## What you have to do
Copy the records below exactly, omitting any pictures they contain.

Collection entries
[BEGIN]

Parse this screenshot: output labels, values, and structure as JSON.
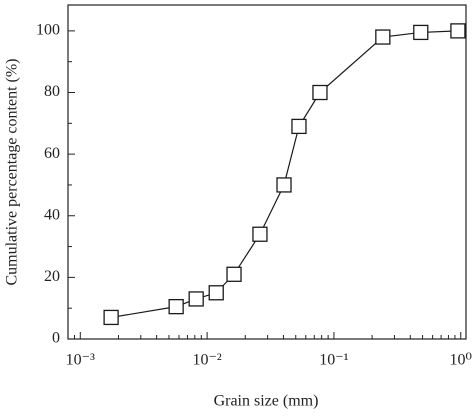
{
  "chart_data": {
    "type": "line",
    "log_x": true,
    "xlabel": "Grain size (mm)",
    "ylabel": "Cumulative percentage content (%)",
    "x": [
      0.00175,
      0.0057,
      0.0082,
      0.0118,
      0.0163,
      0.0261,
      0.0404,
      0.053,
      0.0776,
      0.243,
      0.484,
      0.95
    ],
    "series": [
      {
        "color": "#1a1a1a",
        "marker": "square-open",
        "values": [
          7,
          10.5,
          13,
          15,
          21,
          34,
          50,
          69,
          80,
          98,
          99.5,
          100
        ]
      }
    ],
    "xlim": [
      0.0008,
      1.1
    ],
    "xticks": [
      {
        "value": 0.001,
        "label": "10⁻³"
      },
      {
        "value": 0.01,
        "label": "10⁻²"
      },
      {
        "value": 0.1,
        "label": "10⁻¹"
      },
      {
        "value": 1,
        "label": "10⁰"
      }
    ],
    "ylim": [
      0,
      108.4
    ],
    "yticks": [
      0,
      20,
      40,
      60,
      80,
      100
    ],
    "grid": false
  }
}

[END]

## Correct result
Parse this screenshot: output labels, values, and structure as JSON.
{
  "chart_data": {
    "type": "line",
    "log_x": true,
    "xlabel": "Grain size (mm)",
    "ylabel": "Cumulative percentage content (%)",
    "x": [
      0.00175,
      0.0057,
      0.0082,
      0.0118,
      0.0163,
      0.0261,
      0.0404,
      0.053,
      0.0776,
      0.243,
      0.484,
      0.95
    ],
    "series": [
      {
        "color": "#1a1a1a",
        "marker": "square-open",
        "values": [
          7,
          10.5,
          13,
          15,
          21,
          34,
          50,
          69,
          80,
          98,
          99.5,
          100
        ]
      }
    ],
    "xlim": [
      0.0008,
      1.1
    ],
    "xticks": [
      {
        "value": 0.001,
        "label": "10⁻³"
      },
      {
        "value": 0.01,
        "label": "10⁻²"
      },
      {
        "value": 0.1,
        "label": "10⁻¹"
      },
      {
        "value": 1,
        "label": "10⁰"
      }
    ],
    "ylim": [
      0,
      108.4
    ],
    "yticks": [
      0,
      20,
      40,
      60,
      80,
      100
    ],
    "grid": false
  }
}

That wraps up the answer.